Required task: Gather every line below where "公路小修保养" appears.

Data listing:
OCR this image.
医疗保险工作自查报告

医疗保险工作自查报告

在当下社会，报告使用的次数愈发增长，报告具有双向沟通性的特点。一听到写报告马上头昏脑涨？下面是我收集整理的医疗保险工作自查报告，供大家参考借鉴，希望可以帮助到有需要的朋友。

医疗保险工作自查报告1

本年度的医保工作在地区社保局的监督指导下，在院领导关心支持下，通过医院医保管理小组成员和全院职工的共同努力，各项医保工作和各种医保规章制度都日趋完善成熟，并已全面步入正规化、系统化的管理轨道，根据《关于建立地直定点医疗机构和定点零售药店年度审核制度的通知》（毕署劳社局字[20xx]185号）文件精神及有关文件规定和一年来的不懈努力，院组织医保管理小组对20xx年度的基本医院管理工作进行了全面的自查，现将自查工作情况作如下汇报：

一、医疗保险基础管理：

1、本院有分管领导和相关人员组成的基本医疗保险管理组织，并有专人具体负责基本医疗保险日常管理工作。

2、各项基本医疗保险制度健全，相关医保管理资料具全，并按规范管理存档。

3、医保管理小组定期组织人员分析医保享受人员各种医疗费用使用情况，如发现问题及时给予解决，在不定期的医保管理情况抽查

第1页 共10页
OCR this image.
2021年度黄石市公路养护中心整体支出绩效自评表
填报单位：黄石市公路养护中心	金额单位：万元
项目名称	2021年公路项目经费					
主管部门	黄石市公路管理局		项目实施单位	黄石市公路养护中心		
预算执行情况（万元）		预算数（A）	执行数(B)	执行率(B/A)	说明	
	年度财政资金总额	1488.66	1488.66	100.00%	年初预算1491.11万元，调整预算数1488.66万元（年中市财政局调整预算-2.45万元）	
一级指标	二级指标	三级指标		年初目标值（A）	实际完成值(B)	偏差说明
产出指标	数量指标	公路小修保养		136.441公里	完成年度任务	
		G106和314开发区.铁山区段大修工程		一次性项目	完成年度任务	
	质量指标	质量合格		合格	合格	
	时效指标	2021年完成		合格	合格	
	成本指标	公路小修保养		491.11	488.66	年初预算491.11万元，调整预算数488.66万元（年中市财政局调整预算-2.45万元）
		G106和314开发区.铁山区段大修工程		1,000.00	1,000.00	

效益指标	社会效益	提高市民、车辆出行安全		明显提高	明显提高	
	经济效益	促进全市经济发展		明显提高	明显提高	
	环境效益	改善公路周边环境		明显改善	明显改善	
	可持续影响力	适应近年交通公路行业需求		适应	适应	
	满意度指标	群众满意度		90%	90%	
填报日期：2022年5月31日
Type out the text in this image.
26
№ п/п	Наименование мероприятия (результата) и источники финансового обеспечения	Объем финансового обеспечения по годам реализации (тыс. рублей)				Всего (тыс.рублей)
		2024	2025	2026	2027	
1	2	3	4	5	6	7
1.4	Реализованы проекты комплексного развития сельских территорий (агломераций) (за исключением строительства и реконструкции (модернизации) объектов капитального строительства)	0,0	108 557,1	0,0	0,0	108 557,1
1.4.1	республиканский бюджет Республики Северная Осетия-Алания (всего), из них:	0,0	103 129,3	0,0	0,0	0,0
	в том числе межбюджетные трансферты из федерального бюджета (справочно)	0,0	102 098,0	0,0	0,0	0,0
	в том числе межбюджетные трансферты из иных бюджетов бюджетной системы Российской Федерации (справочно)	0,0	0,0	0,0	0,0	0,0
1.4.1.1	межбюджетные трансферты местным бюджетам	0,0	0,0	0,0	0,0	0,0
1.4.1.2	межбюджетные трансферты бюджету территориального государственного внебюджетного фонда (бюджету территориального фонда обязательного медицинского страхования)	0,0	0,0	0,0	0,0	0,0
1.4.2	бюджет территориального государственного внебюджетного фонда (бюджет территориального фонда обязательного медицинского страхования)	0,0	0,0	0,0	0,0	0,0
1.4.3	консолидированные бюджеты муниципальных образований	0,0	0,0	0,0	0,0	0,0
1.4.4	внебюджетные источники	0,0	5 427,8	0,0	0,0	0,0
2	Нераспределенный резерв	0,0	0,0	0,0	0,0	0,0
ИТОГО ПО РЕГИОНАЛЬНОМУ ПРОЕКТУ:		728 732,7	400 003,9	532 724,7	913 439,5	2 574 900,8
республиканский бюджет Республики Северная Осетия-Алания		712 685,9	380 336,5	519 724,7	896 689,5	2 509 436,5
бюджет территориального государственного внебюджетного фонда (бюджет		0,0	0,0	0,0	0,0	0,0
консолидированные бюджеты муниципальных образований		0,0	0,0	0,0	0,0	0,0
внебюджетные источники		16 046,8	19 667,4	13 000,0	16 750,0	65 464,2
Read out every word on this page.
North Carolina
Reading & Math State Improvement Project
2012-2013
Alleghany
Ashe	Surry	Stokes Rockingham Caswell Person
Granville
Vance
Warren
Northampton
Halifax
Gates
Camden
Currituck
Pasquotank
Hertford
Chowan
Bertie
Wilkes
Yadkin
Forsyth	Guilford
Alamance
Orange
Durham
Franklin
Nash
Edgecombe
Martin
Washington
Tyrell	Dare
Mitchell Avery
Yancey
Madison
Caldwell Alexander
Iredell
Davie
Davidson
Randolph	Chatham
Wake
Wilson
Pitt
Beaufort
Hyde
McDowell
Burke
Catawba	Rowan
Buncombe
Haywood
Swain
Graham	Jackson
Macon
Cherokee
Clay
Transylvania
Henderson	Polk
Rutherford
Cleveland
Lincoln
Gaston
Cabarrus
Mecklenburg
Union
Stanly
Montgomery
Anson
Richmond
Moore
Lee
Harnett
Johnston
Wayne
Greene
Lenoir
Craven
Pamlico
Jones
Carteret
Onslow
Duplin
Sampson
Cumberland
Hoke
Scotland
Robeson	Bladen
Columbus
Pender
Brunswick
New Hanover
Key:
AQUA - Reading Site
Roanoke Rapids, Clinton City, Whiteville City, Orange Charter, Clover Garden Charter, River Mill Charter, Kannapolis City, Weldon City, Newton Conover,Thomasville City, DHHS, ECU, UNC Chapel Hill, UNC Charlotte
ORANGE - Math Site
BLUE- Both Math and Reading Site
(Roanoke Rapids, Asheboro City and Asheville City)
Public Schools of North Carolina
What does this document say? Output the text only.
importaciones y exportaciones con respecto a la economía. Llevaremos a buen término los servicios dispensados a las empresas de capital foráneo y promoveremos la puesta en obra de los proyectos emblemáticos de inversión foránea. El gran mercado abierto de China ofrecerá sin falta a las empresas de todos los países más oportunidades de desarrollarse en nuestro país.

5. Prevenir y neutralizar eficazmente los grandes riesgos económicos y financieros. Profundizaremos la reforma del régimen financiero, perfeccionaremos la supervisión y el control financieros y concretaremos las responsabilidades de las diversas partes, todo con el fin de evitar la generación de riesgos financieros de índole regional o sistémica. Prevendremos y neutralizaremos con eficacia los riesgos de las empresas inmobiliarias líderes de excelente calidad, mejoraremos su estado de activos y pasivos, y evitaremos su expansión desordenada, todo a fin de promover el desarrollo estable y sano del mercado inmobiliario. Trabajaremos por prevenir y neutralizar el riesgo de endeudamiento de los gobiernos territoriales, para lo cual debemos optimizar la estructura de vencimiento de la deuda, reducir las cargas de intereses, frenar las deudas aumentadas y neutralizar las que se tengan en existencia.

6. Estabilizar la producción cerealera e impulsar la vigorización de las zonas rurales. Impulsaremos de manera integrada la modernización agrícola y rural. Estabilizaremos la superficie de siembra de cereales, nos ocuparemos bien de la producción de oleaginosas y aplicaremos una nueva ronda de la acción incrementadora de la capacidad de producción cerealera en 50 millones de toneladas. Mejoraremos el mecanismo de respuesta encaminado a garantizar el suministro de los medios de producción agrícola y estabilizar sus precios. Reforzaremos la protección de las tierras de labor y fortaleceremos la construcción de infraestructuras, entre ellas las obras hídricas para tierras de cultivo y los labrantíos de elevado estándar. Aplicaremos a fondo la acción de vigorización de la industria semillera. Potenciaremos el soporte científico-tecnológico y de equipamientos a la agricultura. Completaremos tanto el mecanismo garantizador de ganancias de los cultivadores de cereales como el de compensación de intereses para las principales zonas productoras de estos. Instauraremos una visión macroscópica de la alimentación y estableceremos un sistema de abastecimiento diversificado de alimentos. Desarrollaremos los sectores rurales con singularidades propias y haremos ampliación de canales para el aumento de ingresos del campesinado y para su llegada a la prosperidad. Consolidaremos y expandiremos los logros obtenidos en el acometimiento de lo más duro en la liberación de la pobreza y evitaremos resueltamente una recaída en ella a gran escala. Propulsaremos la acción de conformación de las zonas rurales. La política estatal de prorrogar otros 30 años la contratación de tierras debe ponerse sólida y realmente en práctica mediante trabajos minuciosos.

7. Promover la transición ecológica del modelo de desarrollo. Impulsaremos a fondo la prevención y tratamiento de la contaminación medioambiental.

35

Task response:
产出指标	数量指标	公路小修保养		136.441公里	完成年度任务	
	成本指标	公路小修保养		491.11	488.66	年初预算491.11万元，调整预算数488.66万元（年中市财政局调整预算-2.45万元）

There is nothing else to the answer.